### Instructions for the task
Check the listing below for lines that hold "https". How many are there? Please give only the number.

▽

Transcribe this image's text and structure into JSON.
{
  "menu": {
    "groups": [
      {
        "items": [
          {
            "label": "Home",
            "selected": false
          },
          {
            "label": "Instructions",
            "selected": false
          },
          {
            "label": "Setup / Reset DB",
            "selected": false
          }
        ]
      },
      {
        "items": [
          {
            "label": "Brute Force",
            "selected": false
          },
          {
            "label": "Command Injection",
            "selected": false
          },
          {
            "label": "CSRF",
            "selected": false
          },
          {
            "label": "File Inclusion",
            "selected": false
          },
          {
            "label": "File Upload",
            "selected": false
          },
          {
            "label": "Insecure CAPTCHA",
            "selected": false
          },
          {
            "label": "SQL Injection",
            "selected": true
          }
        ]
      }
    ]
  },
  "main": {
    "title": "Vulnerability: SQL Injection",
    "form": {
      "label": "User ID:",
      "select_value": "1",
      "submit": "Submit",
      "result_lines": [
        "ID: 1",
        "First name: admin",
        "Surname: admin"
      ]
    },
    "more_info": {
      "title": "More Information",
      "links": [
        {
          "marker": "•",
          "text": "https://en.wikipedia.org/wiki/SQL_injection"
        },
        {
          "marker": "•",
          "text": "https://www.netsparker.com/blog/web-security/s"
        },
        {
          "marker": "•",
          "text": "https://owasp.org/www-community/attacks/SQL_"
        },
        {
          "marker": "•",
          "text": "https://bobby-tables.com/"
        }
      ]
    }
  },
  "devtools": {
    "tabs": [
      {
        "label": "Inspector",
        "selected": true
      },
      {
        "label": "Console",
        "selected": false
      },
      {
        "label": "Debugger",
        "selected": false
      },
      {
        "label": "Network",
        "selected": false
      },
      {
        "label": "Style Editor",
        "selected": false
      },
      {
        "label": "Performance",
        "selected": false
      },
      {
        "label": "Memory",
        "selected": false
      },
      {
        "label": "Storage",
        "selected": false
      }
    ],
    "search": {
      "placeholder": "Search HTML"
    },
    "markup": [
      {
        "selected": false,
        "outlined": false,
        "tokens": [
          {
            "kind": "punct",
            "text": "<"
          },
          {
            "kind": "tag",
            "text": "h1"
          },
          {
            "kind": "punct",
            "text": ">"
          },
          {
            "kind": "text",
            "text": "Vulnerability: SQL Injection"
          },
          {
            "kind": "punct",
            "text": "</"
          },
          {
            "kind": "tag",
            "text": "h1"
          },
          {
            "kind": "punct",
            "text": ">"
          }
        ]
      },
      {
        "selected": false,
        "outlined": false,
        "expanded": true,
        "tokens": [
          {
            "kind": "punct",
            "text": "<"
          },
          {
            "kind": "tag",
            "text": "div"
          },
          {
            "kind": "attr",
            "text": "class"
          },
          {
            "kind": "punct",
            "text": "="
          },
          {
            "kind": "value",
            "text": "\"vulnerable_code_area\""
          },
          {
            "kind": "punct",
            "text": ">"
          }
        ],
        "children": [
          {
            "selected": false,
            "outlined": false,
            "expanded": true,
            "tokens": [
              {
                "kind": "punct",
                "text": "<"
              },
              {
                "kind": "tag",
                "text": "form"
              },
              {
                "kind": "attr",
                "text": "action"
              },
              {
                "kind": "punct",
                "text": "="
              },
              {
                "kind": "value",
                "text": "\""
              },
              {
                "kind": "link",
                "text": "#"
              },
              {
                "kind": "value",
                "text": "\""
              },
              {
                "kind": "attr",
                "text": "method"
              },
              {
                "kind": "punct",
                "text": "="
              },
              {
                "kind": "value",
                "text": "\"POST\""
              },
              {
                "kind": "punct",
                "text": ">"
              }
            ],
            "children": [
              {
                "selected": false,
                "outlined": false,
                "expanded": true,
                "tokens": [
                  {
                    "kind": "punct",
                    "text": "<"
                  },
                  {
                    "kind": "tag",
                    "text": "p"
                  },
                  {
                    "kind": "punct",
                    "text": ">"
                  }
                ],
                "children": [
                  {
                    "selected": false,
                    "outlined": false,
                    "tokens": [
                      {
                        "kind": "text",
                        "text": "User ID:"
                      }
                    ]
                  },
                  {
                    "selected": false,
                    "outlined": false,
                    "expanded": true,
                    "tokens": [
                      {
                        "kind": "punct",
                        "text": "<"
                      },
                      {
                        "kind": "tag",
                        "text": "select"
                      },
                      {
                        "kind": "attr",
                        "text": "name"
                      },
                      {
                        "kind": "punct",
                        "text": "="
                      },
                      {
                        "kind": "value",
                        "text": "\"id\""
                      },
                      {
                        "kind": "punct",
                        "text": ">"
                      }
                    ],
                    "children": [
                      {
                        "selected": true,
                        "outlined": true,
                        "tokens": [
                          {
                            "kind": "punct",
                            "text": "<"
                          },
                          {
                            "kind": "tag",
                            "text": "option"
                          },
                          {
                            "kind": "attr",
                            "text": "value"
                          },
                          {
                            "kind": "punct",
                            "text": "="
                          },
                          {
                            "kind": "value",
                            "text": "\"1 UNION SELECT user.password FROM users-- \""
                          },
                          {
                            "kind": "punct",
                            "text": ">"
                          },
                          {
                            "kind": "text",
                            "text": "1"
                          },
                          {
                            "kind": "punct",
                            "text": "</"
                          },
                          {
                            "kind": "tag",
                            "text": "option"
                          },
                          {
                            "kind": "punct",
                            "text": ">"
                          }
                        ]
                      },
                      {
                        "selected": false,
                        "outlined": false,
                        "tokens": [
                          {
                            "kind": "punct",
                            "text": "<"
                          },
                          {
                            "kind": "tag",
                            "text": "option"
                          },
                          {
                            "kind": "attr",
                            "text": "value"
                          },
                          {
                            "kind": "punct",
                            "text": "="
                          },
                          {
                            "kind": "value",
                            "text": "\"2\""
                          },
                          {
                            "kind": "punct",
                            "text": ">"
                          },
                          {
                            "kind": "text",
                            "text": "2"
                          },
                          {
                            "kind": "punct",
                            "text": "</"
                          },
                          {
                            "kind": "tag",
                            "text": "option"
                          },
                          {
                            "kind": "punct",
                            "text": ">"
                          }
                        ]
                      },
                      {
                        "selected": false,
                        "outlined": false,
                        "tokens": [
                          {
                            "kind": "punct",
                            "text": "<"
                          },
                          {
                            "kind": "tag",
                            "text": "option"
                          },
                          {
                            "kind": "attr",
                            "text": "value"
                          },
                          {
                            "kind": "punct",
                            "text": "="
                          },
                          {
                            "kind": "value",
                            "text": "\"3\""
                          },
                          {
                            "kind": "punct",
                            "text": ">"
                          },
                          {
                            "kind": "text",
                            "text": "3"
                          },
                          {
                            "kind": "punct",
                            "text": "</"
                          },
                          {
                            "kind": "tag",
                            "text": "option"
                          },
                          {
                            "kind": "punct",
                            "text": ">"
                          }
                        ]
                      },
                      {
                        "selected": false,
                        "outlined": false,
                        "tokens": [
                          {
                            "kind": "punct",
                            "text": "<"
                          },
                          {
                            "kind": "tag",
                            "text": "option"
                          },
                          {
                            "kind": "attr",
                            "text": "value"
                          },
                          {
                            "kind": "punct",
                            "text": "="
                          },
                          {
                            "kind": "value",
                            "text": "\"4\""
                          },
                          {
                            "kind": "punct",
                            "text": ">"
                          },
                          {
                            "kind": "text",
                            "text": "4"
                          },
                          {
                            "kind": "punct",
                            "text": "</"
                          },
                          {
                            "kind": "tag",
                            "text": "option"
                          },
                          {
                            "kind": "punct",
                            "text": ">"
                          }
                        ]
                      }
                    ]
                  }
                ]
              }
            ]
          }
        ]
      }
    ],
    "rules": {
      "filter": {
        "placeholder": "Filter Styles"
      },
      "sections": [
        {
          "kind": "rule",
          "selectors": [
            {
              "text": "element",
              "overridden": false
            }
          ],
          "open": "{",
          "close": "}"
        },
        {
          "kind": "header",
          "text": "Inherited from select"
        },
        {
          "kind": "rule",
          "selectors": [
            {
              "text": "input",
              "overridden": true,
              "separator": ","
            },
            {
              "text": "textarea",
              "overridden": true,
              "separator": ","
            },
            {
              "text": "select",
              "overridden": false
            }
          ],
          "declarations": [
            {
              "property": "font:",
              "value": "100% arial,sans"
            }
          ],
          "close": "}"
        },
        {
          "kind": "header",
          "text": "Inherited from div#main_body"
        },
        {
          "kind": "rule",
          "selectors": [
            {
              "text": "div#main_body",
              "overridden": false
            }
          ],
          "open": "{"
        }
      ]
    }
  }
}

△

### Exercise output
4